↓↓↓
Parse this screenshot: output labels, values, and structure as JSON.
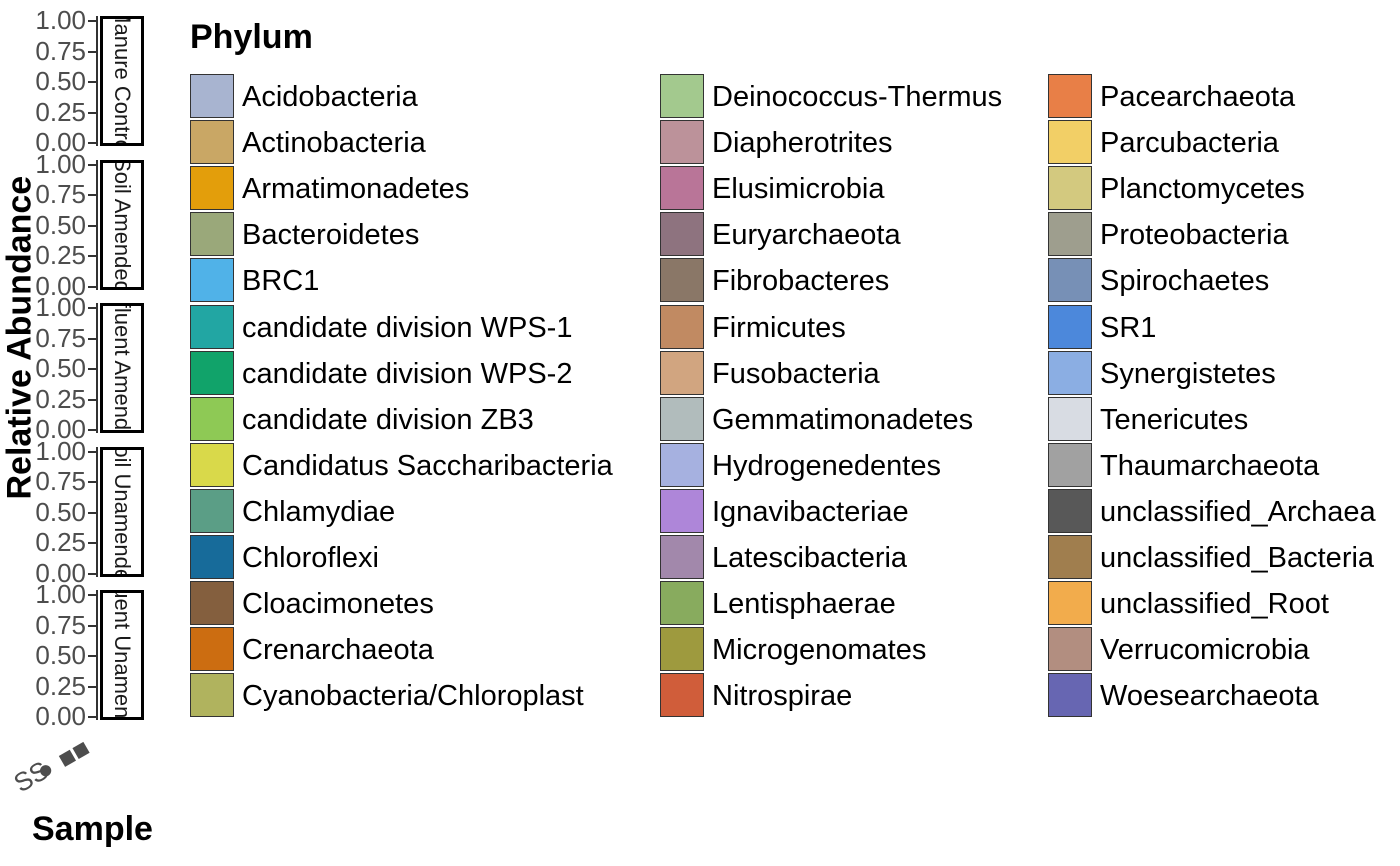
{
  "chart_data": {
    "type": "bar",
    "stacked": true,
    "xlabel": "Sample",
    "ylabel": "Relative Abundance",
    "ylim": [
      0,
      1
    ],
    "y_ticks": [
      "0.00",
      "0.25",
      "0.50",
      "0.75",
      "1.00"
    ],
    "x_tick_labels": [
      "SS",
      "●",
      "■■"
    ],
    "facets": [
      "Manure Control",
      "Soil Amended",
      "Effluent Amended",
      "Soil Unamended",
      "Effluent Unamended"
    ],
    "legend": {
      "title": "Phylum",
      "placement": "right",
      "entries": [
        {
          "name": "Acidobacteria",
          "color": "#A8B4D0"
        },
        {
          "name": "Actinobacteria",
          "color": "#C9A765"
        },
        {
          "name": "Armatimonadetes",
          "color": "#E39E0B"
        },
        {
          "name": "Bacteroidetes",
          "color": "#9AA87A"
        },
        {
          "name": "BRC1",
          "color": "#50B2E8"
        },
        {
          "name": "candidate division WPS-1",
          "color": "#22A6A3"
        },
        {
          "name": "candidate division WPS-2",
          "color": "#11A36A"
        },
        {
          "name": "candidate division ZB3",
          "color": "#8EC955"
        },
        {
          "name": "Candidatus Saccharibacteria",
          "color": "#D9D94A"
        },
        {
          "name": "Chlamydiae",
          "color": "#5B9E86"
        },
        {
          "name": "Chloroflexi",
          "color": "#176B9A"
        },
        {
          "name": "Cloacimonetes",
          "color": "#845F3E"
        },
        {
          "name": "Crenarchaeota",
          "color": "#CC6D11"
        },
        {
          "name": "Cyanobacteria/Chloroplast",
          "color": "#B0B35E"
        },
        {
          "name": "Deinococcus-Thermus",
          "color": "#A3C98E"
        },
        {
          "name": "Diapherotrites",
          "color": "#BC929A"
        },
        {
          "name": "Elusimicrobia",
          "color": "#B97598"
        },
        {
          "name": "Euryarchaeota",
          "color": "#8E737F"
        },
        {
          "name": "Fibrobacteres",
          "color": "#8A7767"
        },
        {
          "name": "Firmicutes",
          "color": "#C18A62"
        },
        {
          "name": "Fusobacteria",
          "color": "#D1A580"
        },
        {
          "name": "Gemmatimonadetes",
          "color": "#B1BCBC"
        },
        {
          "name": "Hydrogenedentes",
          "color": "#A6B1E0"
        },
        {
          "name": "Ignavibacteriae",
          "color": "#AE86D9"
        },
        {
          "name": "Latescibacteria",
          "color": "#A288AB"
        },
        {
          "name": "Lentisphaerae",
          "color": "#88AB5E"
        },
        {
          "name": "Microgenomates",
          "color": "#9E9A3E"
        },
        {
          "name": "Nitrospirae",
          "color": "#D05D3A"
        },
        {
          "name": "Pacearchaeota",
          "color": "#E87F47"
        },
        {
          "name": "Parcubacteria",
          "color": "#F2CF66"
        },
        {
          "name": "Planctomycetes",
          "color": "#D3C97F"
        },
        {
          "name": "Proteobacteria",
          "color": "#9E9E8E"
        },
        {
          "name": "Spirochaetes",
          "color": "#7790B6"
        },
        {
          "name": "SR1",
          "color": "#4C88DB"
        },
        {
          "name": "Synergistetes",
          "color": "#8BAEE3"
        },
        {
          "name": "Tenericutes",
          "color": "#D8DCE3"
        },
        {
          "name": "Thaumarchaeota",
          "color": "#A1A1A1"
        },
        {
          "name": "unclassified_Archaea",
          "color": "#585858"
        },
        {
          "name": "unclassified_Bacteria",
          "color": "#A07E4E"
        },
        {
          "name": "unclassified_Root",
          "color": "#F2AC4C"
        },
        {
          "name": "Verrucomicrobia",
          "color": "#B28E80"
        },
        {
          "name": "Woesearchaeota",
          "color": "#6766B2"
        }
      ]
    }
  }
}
↑↑↑
↓↓↓
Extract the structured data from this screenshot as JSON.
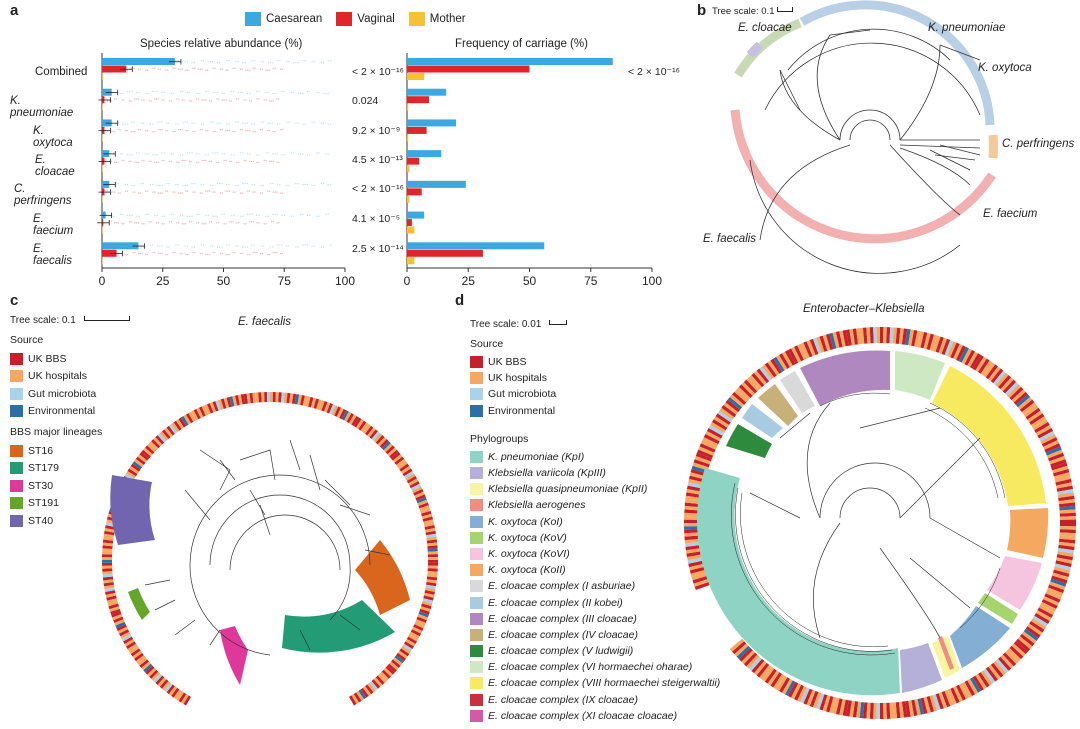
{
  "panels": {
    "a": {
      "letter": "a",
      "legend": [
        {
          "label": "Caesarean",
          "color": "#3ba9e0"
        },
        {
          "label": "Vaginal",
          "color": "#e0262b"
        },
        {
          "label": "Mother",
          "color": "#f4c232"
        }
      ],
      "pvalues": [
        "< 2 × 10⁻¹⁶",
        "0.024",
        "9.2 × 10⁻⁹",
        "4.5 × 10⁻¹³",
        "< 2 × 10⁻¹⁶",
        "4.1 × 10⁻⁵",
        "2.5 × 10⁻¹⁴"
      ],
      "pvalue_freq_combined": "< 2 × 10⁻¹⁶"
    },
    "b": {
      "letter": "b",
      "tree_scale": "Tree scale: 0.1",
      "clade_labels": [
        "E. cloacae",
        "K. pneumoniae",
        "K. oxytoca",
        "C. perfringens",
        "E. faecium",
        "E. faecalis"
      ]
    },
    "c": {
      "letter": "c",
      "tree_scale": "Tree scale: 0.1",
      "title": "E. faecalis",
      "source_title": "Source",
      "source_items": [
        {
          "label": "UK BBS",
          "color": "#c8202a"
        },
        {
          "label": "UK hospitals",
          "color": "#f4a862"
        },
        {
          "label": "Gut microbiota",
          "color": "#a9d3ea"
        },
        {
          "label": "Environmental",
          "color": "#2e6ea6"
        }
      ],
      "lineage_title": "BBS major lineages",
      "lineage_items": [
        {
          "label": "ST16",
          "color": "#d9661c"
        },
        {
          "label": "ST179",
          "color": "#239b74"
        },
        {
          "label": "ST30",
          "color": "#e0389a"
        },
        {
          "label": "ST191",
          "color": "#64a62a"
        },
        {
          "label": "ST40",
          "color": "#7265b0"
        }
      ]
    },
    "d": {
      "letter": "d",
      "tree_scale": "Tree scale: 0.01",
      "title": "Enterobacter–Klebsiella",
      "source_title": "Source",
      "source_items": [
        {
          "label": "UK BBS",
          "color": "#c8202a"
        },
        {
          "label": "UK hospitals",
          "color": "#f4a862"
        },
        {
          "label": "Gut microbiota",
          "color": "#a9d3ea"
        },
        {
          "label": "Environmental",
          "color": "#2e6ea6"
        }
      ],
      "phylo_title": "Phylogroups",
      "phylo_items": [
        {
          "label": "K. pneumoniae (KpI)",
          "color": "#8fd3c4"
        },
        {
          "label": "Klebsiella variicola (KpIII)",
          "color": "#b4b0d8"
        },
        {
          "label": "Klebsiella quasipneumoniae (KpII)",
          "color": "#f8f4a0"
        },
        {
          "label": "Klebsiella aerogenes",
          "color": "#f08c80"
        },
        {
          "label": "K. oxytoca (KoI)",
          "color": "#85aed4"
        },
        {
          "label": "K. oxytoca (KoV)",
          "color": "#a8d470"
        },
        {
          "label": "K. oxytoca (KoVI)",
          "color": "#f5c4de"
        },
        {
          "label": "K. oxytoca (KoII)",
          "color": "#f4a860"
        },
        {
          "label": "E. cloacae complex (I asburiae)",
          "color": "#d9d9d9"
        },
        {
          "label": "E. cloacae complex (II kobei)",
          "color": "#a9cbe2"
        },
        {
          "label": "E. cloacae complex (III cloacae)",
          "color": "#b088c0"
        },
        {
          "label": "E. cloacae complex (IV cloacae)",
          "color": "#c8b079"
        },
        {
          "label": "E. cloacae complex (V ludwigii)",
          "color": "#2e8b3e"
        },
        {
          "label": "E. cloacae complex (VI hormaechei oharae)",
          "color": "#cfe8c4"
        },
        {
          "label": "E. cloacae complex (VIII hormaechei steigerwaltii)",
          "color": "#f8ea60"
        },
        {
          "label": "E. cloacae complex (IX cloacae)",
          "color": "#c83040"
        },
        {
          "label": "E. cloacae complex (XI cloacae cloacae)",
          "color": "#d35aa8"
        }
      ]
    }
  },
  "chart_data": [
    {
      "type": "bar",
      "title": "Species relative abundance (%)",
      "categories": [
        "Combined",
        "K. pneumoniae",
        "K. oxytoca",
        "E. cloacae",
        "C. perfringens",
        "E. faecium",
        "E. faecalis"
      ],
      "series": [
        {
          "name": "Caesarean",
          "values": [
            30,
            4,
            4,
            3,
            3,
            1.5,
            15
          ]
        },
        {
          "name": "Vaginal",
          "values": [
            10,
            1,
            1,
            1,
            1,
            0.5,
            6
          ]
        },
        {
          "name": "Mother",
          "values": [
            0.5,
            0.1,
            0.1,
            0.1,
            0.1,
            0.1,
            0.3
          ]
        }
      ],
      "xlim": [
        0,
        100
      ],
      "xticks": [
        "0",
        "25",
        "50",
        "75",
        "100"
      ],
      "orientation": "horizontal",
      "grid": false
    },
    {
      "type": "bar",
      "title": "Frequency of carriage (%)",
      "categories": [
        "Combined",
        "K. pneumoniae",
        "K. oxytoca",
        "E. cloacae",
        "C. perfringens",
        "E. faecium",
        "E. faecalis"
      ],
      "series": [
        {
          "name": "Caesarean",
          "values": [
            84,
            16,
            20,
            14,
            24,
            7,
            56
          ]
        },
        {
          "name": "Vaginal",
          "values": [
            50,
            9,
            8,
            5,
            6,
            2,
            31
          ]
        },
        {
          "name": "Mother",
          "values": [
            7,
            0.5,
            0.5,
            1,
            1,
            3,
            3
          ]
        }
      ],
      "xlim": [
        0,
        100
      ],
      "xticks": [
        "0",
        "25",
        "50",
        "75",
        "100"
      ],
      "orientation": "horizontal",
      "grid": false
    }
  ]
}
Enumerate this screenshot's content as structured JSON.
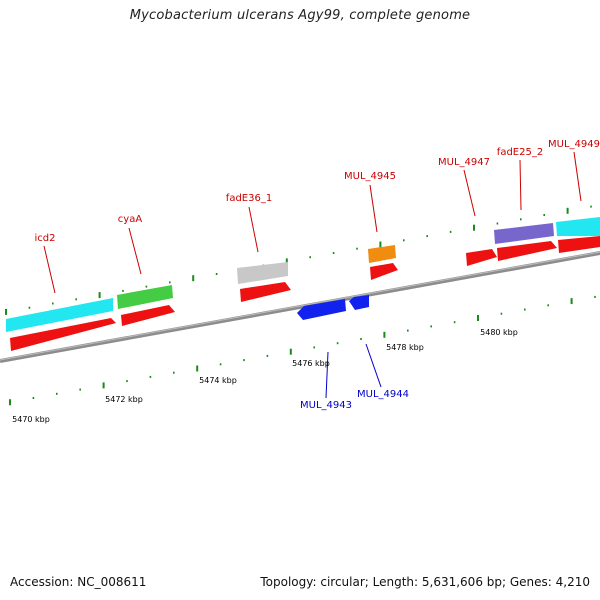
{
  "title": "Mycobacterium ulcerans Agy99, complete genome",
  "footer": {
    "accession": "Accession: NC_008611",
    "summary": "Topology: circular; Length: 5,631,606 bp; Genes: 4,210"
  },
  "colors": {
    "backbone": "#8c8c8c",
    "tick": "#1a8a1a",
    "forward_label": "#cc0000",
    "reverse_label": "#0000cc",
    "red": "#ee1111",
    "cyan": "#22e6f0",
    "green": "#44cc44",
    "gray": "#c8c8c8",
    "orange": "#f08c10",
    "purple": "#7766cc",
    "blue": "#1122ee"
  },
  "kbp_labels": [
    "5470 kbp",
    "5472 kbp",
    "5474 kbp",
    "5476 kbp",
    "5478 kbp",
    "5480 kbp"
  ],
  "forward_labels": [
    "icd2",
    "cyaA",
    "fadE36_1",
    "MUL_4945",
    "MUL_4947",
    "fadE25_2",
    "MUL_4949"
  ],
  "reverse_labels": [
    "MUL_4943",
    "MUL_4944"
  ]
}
↑↑↑
▸ **Exercise prompt**:
Which lines of the records hold the string "JSON"? Copy each one.

▸ **Answer to this exercise**:
Parse this screenshot: output labels, values, and structure as JSON.
Extract the structured data from this screenshot as JSON.
Enumerate this screenshot's content as structured JSON.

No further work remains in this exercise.